[Collected data entries]
================================
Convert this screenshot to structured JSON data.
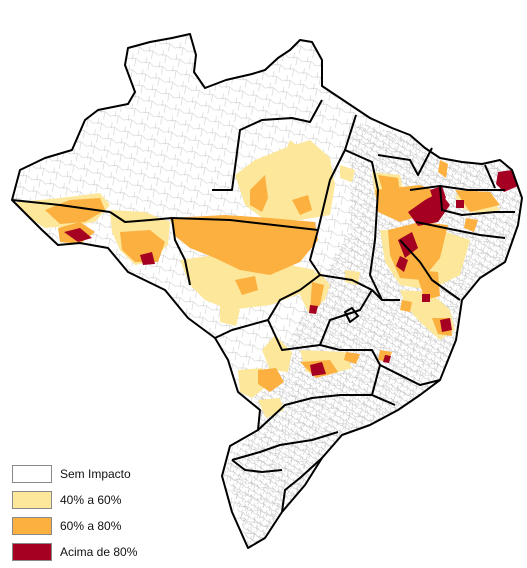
{
  "map": {
    "colors": {
      "background": "#ffffff",
      "no_impact_fill": "#ffffff",
      "municipal_border": "#b9b9b9",
      "state_border": "#000000",
      "class_40_60": "#fde79a",
      "class_60_80": "#fbb040",
      "class_above_80": "#a50021"
    }
  },
  "legend": {
    "items": [
      {
        "label": "Sem Impacto",
        "color": "#ffffff"
      },
      {
        "label": "40% a 60%",
        "color": "#fde79a"
      },
      {
        "label": "60% a 80%",
        "color": "#fbb040"
      },
      {
        "label": "Acima de 80%",
        "color": "#a50021"
      }
    ]
  }
}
================================
**Exercise aim**
Nothing in the entries above should change when they are printed again, except that the pictures are dropped.

**Solution for this task**
Convert this screenshot to structured JSON data.
{
  "map": {
    "colors": {
      "background": "#ffffff",
      "no_impact_fill": "#ffffff",
      "municipal_border": "#b9b9b9",
      "state_border": "#000000",
      "class_40_60": "#fde79a",
      "class_60_80": "#fbb040",
      "class_above_80": "#a50021"
    }
  },
  "legend": {
    "items": [
      {
        "label": "Sem Impacto",
        "color": "#ffffff"
      },
      {
        "label": "40% a 60%",
        "color": "#fde79a"
      },
      {
        "label": "60% a 80%",
        "color": "#fbb040"
      },
      {
        "label": "Acima de 80%",
        "color": "#a50021"
      }
    ]
  }
}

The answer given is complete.